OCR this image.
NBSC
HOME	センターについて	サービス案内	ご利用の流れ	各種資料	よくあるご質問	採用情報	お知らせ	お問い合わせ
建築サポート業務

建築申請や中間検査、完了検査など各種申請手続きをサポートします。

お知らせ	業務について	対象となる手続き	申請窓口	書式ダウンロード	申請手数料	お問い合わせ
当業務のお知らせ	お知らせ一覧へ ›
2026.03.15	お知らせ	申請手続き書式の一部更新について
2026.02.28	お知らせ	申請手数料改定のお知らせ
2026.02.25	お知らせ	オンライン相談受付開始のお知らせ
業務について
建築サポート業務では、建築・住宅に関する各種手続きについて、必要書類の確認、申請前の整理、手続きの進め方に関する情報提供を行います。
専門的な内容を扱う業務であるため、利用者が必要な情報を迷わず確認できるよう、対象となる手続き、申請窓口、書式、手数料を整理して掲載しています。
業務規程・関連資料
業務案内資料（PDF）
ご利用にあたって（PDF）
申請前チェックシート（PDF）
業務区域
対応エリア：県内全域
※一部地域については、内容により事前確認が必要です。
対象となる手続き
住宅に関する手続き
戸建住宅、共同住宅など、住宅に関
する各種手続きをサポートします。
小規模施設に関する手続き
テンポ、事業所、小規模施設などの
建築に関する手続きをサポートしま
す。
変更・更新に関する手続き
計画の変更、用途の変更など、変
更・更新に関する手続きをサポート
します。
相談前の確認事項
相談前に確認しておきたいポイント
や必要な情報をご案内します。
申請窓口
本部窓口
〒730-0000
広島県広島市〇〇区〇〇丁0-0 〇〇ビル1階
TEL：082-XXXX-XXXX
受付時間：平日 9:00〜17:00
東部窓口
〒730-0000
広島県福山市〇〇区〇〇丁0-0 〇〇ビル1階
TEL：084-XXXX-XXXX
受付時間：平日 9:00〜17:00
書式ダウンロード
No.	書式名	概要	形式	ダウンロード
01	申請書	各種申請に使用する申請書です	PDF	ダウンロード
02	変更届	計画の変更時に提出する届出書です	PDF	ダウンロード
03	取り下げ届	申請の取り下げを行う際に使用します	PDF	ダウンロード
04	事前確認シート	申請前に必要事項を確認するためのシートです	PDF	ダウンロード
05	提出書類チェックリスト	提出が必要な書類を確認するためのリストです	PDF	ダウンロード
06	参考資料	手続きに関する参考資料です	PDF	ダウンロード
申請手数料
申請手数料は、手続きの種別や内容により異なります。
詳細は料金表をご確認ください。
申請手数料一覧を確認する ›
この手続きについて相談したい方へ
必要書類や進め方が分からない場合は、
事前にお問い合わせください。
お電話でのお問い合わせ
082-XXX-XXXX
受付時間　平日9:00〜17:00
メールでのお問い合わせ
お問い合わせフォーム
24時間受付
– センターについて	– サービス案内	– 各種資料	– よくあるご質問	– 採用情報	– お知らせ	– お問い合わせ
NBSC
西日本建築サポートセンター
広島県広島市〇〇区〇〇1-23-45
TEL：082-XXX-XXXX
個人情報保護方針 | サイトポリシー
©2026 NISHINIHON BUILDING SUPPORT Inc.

____

YOUR INSTRUCTIONS
Repeat the material above in full, keeping every word.

SOLUTION TO THE PROBLEM
OCR this image.
NBSC
HOME	センターについて	サービス案内	ご利用の流れ	各種資料	よくあるご質問	採用情報	お知らせ	お問い合わせ
建築サポート業務

建築申請や中間検査、完了検査など各種申請手続きをサポートします。

お知らせ	業務について	対象となる手続き	申請窓口	書式ダウンロード	申請手数料	お問い合わせ
当業務のお知らせ	お知らせ一覧へ ›
2026.03.15	お知らせ	申請手続き書式の一部更新について
2026.02.28	お知らせ	申請手数料改定のお知らせ
2026.02.25	お知らせ	オンライン相談受付開始のお知らせ
業務について
建築サポート業務では、建築・住宅に関する各種手続きについて、必要書類の確認、申請前の整理、手続きの進め方に関する情報提供を行います。
専門的な内容を扱う業務であるため、利用者が必要な情報を迷わず確認できるよう、対象となる手続き、申請窓口、書式、手数料を整理して掲載しています。
業務規程・関連資料
業務案内資料（PDF）
ご利用にあたって（PDF）
申請前チェックシート（PDF）
業務区域
対応エリア：県内全域
※一部地域については、内容により事前確認が必要です。
対象となる手続き
住宅に関する手続き
戸建住宅、共同住宅など、住宅に関
する各種手続きをサポートします。
小規模施設に関する手続き
テンポ、事業所、小規模施設などの
建築に関する手続きをサポートしま
す。
変更・更新に関する手続き
計画の変更、用途の変更など、変
更・更新に関する手続きをサポート
します。
相談前の確認事項
相談前に確認しておきたいポイント
や必要な情報をご案内します。
申請窓口
本部窓口
〒730-0000
広島県広島市〇〇区〇〇丁0-0 〇〇ビル1階
TEL：082-XXXX-XXXX
受付時間：平日 9:00〜17:00
東部窓口
〒730-0000
広島県福山市〇〇区〇〇丁0-0 〇〇ビル1階
TEL：084-XXXX-XXXX
受付時間：平日 9:00〜17:00
書式ダウンロード
No.	書式名	概要	形式	ダウンロード
01	申請書	各種申請に使用する申請書です	PDF	ダウンロード
02	変更届	計画の変更時に提出する届出書です	PDF	ダウンロード
03	取り下げ届	申請の取り下げを行う際に使用します	PDF	ダウンロード
04	事前確認シート	申請前に必要事項を確認するためのシートです	PDF	ダウンロード
05	提出書類チェックリスト	提出が必要な書類を確認するためのリストです	PDF	ダウンロード
06	参考資料	手続きに関する参考資料です	PDF	ダウンロード
申請手数料
申請手数料は、手続きの種別や内容により異なります。
詳細は料金表をご確認ください。
申請手数料一覧を確認する ›
この手続きについて相談したい方へ
必要書類や進め方が分からない場合は、
事前にお問い合わせください。
お電話でのお問い合わせ
082-XXX-XXXX
受付時間　平日9:00〜17:00
メールでのお問い合わせ
お問い合わせフォーム
24時間受付
– センターについて	– サービス案内	– 各種資料	– よくあるご質問	– 採用情報	– お知らせ	– お問い合わせ
NBSC
西日本建築サポートセンター
広島県広島市〇〇区〇〇1-23-45
TEL：082-XXX-XXXX
個人情報保護方針 | サイトポリシー
©2026 NISHINIHON BUILDING SUPPORT Inc.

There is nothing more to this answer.